# Material for this task start
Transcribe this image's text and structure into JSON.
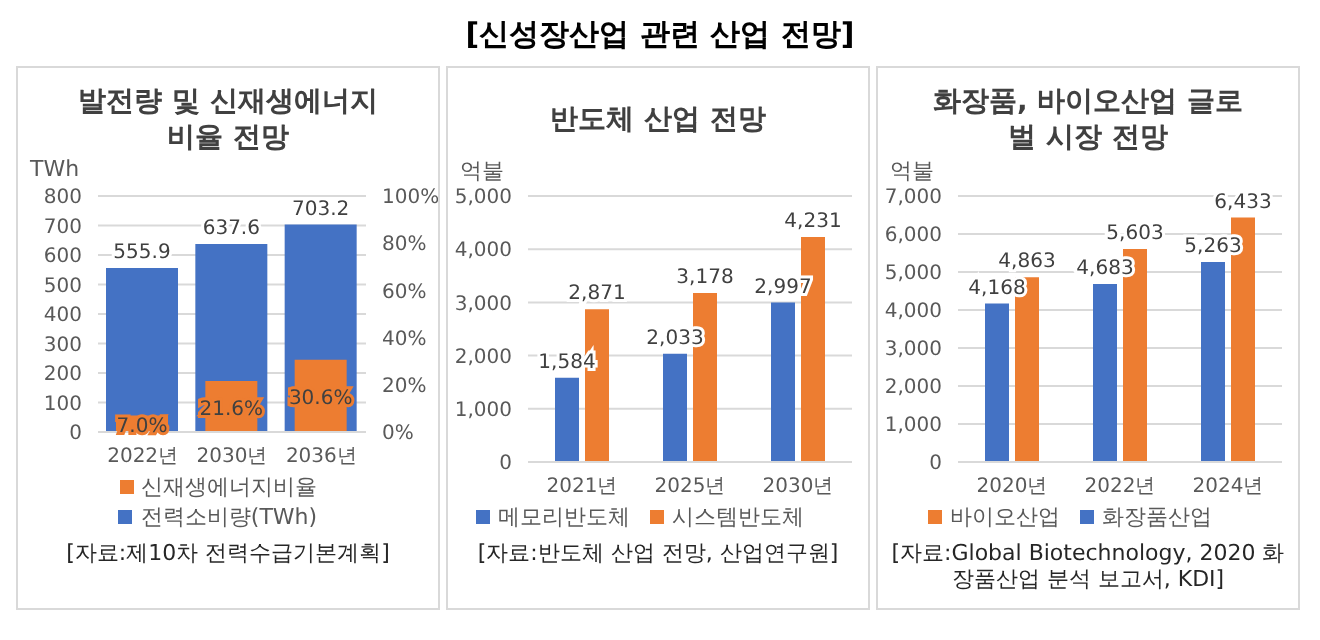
{
  "chart_data": [
    {
      "type": "other",
      "title": "[신성장산업 관련 산업 전망]"
    },
    {
      "type": "bar",
      "title": "발전량 및 신재생에너지 비율 전망",
      "ylabel": "TWh",
      "categories": [
        "2022년",
        "2030년",
        "2036년"
      ],
      "series": [
        {
          "name": "전력소비량(TWh)",
          "color": "#4472c4",
          "values": [
            555.9,
            637.6,
            703.2
          ],
          "value_labels": [
            "555.9",
            "637.6",
            "703.2"
          ]
        },
        {
          "name": "신재생에너지비율",
          "color": "#ed7d31",
          "axis": "y2",
          "values": [
            7.0,
            21.6,
            30.6
          ],
          "value_labels": [
            "7.0%",
            "21.6%",
            "30.6%"
          ]
        }
      ],
      "ylim": [
        0,
        800
      ],
      "yticks": [
        0,
        100,
        200,
        300,
        400,
        500,
        600,
        700,
        800
      ],
      "y2lim": [
        0,
        100
      ],
      "y2ticks": [
        {
          "value": 0,
          "label": "0%"
        },
        {
          "value": 20,
          "label": "20%"
        },
        {
          "value": 40,
          "label": "40%"
        },
        {
          "value": 60,
          "label": "60%"
        },
        {
          "value": 80,
          "label": "80%"
        },
        {
          "value": 100,
          "label": "100%"
        }
      ],
      "grid": "y",
      "legend": "bottom",
      "annotations": [
        "[자료:제10차 전력수급기본계획]"
      ]
    },
    {
      "type": "bar",
      "title": "반도체 산업 전망",
      "ylabel": "억불",
      "categories": [
        "2021년",
        "2025년",
        "2030년"
      ],
      "series": [
        {
          "name": "메모리반도체",
          "color": "#4472c4",
          "values": [
            1584,
            2033,
            2997
          ],
          "value_labels": [
            "1,584",
            "2,033",
            "2,997"
          ]
        },
        {
          "name": "시스템반도체",
          "color": "#ed7d31",
          "values": [
            2871,
            3178,
            4231
          ],
          "value_labels": [
            "2,871",
            "3,178",
            "4,231"
          ]
        }
      ],
      "ylim": [
        0,
        5000
      ],
      "yticks": [
        {
          "value": 0,
          "label": "0"
        },
        {
          "value": 1000,
          "label": "1,000"
        },
        {
          "value": 2000,
          "label": "2,000"
        },
        {
          "value": 3000,
          "label": "3,000"
        },
        {
          "value": 4000,
          "label": "4,000"
        },
        {
          "value": 5000,
          "label": "5,000"
        }
      ],
      "grid": "y",
      "legend": "bottom",
      "annotations": [
        "[자료:반도체 산업 전망, 산업연구원]"
      ]
    },
    {
      "type": "bar",
      "title": "화장품, 바이오산업 글로벌 시장 전망",
      "ylabel": "억불",
      "categories": [
        "2020년",
        "2022년",
        "2024년"
      ],
      "series": [
        {
          "name": "화장품산업",
          "color": "#4472c4",
          "values": [
            4168,
            4683,
            5263
          ],
          "value_labels": [
            "4,168",
            "4,683",
            "5,263"
          ]
        },
        {
          "name": "바이오산업",
          "color": "#ed7d31",
          "values": [
            4863,
            5603,
            6433
          ],
          "value_labels": [
            "4,863",
            "5,603",
            "6,433"
          ]
        }
      ],
      "ylim": [
        0,
        7000
      ],
      "yticks": [
        {
          "value": 0,
          "label": "0"
        },
        {
          "value": 1000,
          "label": "1,000"
        },
        {
          "value": 2000,
          "label": "2,000"
        },
        {
          "value": 3000,
          "label": "3,000"
        },
        {
          "value": 4000,
          "label": "4,000"
        },
        {
          "value": 5000,
          "label": "5,000"
        },
        {
          "value": 6000,
          "label": "6,000"
        },
        {
          "value": 7000,
          "label": "7,000"
        }
      ],
      "grid": "y",
      "legend": "bottom",
      "annotations": [
        "[자료:Global Biotechnology, 2020 화장품산업 분석 보고서, KDI]"
      ]
    }
  ]
}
# Material for this task end
__Aim of the task__
Where a line in the entries holds the word "화장품산업", copy that line.

__Solution to this task__
          "name": "화장품산업",
        "[자료:Global Biotechnology, 2020 화장품산업 분석 보고서, KDI]"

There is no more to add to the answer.